__Stated goal__. Transcribe every entry below word for word, but skip the pictures.

__Available data__.
━━━━━━
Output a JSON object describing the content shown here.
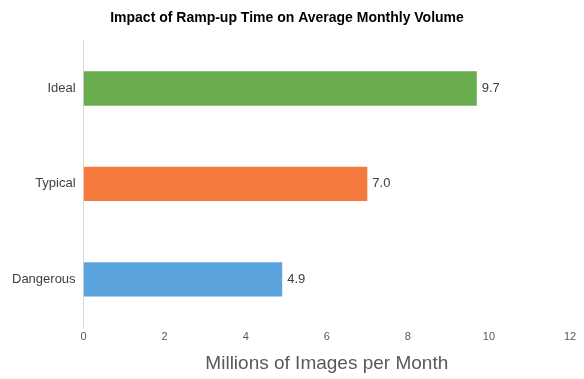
{
  "chart_data": {
    "type": "bar",
    "orientation": "horizontal",
    "title": "Impact of Ramp-up Time on Average Monthly Volume",
    "x_label": "Millions of Images per Month",
    "categories": [
      "Ideal",
      "Typical",
      "Dangerous"
    ],
    "values": [
      9.7,
      7.0,
      4.9
    ],
    "value_labels": [
      "9.7",
      "7.0",
      "4.9"
    ],
    "colors": [
      "#6aad4f",
      "#f47a3d",
      "#5ba3dc"
    ],
    "xlim": [
      0,
      12
    ],
    "xticks": [
      0,
      2,
      4,
      6,
      8,
      10,
      12
    ],
    "grid": false,
    "data_labels": true
  }
}
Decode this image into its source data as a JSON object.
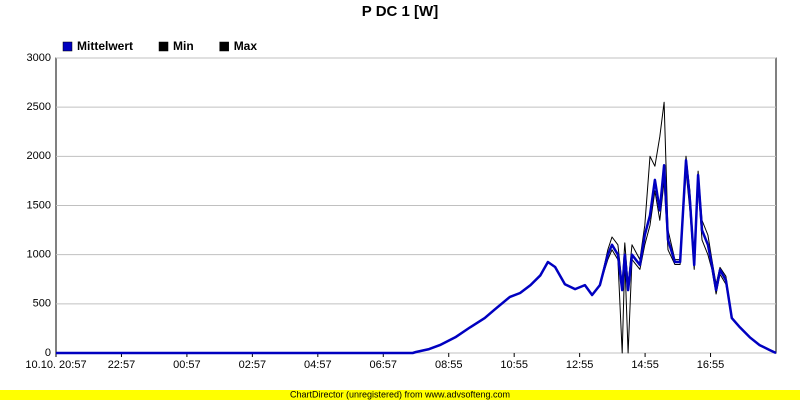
{
  "chart_data": {
    "type": "line",
    "title": "P DC 1 [W]",
    "x": [
      0,
      10.9,
      11.0,
      11.4,
      11.73,
      12.2,
      12.65,
      13.1,
      13.4,
      13.87,
      14.18,
      14.5,
      14.8,
      15.03,
      15.25,
      15.55,
      15.86,
      16.16,
      16.38,
      16.62,
      16.86,
      16.99,
      17.17,
      17.3,
      17.38,
      17.48,
      17.6,
      17.84,
      17.99,
      18.15,
      18.3,
      18.45,
      18.58,
      18.7,
      18.91,
      19.07,
      19.25,
      19.37,
      19.5,
      19.62,
      19.74,
      19.92,
      20.04,
      20.17,
      20.29,
      20.47,
      20.65,
      20.9,
      21.2,
      21.5,
      21.81,
      22
    ],
    "series": [
      {
        "name": "Mittelwert",
        "color": "#0000c0",
        "values": [
          0,
          0,
          10,
          40,
          80,
          160,
          260,
          355,
          440,
          570,
          610,
          690,
          790,
          925,
          875,
          700,
          650,
          690,
          590,
          690,
          1000,
          1100,
          1000,
          640,
          1000,
          640,
          1000,
          895,
          1200,
          1400,
          1760,
          1450,
          1910,
          1150,
          925,
          925,
          1960,
          1555,
          895,
          1810,
          1250,
          1100,
          895,
          640,
          845,
          740,
          355,
          260,
          160,
          80,
          30,
          0
        ]
      },
      {
        "name": "Min",
        "color": "#000000",
        "values": [
          0,
          0,
          10,
          40,
          80,
          160,
          260,
          355,
          440,
          570,
          610,
          690,
          790,
          925,
          875,
          700,
          650,
          690,
          590,
          690,
          950,
          1050,
          950,
          0,
          950,
          0,
          950,
          850,
          1100,
          1300,
          1650,
          1350,
          1750,
          1050,
          900,
          900,
          1850,
          1450,
          850,
          1700,
          1150,
          1000,
          850,
          600,
          800,
          700,
          355,
          260,
          160,
          80,
          30,
          0
        ]
      },
      {
        "name": "Max",
        "color": "#000000",
        "values": [
          0,
          0,
          10,
          40,
          80,
          160,
          260,
          355,
          440,
          570,
          610,
          690,
          790,
          925,
          875,
          700,
          650,
          690,
          590,
          690,
          1050,
          1180,
          1100,
          700,
          1120,
          700,
          1100,
          950,
          1300,
          2000,
          1900,
          2200,
          2550,
          1250,
          950,
          950,
          2000,
          1650,
          950,
          1850,
          1350,
          1200,
          950,
          700,
          870,
          780,
          355,
          260,
          160,
          80,
          30,
          0
        ]
      }
    ],
    "xlim": [
      0,
      22
    ],
    "xticks": [
      {
        "value": 0,
        "label": "10.10. 20:57"
      },
      {
        "value": 2,
        "label": "22:57"
      },
      {
        "value": 4,
        "label": "00:57"
      },
      {
        "value": 6,
        "label": "02:57"
      },
      {
        "value": 8,
        "label": "04:57"
      },
      {
        "value": 10,
        "label": "06:57"
      },
      {
        "value": 12,
        "label": "08:55"
      },
      {
        "value": 14,
        "label": "10:55"
      },
      {
        "value": 16,
        "label": "12:55"
      },
      {
        "value": 18,
        "label": "14:55"
      },
      {
        "value": 20,
        "label": "16:55"
      }
    ],
    "ylim": [
      0,
      3000
    ],
    "yticks": [
      0,
      500,
      1000,
      1500,
      2000,
      2500,
      3000
    ],
    "grid": true,
    "footer": "ChartDirector (unregistered) from www.advsofteng.com"
  }
}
━━━━━━
__Solution to this exercise__.
Output a JSON object describing the content shown here.
{
  "chart_data": {
    "type": "bar",
    "orientation": "horizontal",
    "title": "Impact of Ramp-up Time on Average Monthly Volume",
    "x_label": "Millions of Images per Month",
    "categories": [
      "Ideal",
      "Typical",
      "Dangerous"
    ],
    "values": [
      9.7,
      7.0,
      4.9
    ],
    "value_labels": [
      "9.7",
      "7.0",
      "4.9"
    ],
    "colors": [
      "#6aad4f",
      "#f47a3d",
      "#5ba3dc"
    ],
    "xlim": [
      0,
      12
    ],
    "xticks": [
      0,
      2,
      4,
      6,
      8,
      10,
      12
    ],
    "grid": false,
    "data_labels": true
  }
}
Decode this image into its source data as a JSON object.
{
  "chart_data": {
    "type": "line",
    "title": "P DC 1 [W]",
    "x": [
      0,
      10.9,
      11.0,
      11.4,
      11.73,
      12.2,
      12.65,
      13.1,
      13.4,
      13.87,
      14.18,
      14.5,
      14.8,
      15.03,
      15.25,
      15.55,
      15.86,
      16.16,
      16.38,
      16.62,
      16.86,
      16.99,
      17.17,
      17.3,
      17.38,
      17.48,
      17.6,
      17.84,
      17.99,
      18.15,
      18.3,
      18.45,
      18.58,
      18.7,
      18.91,
      19.07,
      19.25,
      19.37,
      19.5,
      19.62,
      19.74,
      19.92,
      20.04,
      20.17,
      20.29,
      20.47,
      20.65,
      20.9,
      21.2,
      21.5,
      21.81,
      22
    ],
    "series": [
      {
        "name": "Mittelwert",
        "color": "#0000c0",
        "values": [
          0,
          0,
          10,
          40,
          80,
          160,
          260,
          355,
          440,
          570,
          610,
          690,
          790,
          925,
          875,
          700,
          650,
          690,
          590,
          690,
          1000,
          1100,
          1000,
          640,
          1000,
          640,
          1000,
          895,
          1200,
          1400,
          1760,
          1450,
          1910,
          1150,
          925,
          925,
          1960,
          1555,
          895,
          1810,
          1250,
          1100,
          895,
          640,
          845,
          740,
          355,
          260,
          160,
          80,
          30,
          0
        ]
      },
      {
        "name": "Min",
        "color": "#000000",
        "values": [
          0,
          0,
          10,
          40,
          80,
          160,
          260,
          355,
          440,
          570,
          610,
          690,
          790,
          925,
          875,
          700,
          650,
          690,
          590,
          690,
          950,
          1050,
          950,
          0,
          950,
          0,
          950,
          850,
          1100,
          1300,
          1650,
          1350,
          1750,
          1050,
          900,
          900,
          1850,
          1450,
          850,
          1700,
          1150,
          1000,
          850,
          600,
          800,
          700,
          355,
          260,
          160,
          80,
          30,
          0
        ]
      },
      {
        "name": "Max",
        "color": "#000000",
        "values": [
          0,
          0,
          10,
          40,
          80,
          160,
          260,
          355,
          440,
          570,
          610,
          690,
          790,
          925,
          875,
          700,
          650,
          690,
          590,
          690,
          1050,
          1180,
          1100,
          700,
          1120,
          700,
          1100,
          950,
          1300,
          2000,
          1900,
          2200,
          2550,
          1250,
          950,
          950,
          2000,
          1650,
          950,
          1850,
          1350,
          1200,
          950,
          700,
          870,
          780,
          355,
          260,
          160,
          80,
          30,
          0
        ]
      }
    ],
    "xlim": [
      0,
      22
    ],
    "xticks": [
      {
        "value": 0,
        "label": "10.10. 20:57"
      },
      {
        "value": 2,
        "label": "22:57"
      },
      {
        "value": 4,
        "label": "00:57"
      },
      {
        "value": 6,
        "label": "02:57"
      },
      {
        "value": 8,
        "label": "04:57"
      },
      {
        "value": 10,
        "label": "06:57"
      },
      {
        "value": 12,
        "label": "08:55"
      },
      {
        "value": 14,
        "label": "10:55"
      },
      {
        "value": 16,
        "label": "12:55"
      },
      {
        "value": 18,
        "label": "14:55"
      },
      {
        "value": 20,
        "label": "16:55"
      }
    ],
    "ylim": [
      0,
      3000
    ],
    "yticks": [
      0,
      500,
      1000,
      1500,
      2000,
      2500,
      3000
    ],
    "grid": true,
    "footer": "ChartDirector (unregistered) from www.advsofteng.com"
  }
}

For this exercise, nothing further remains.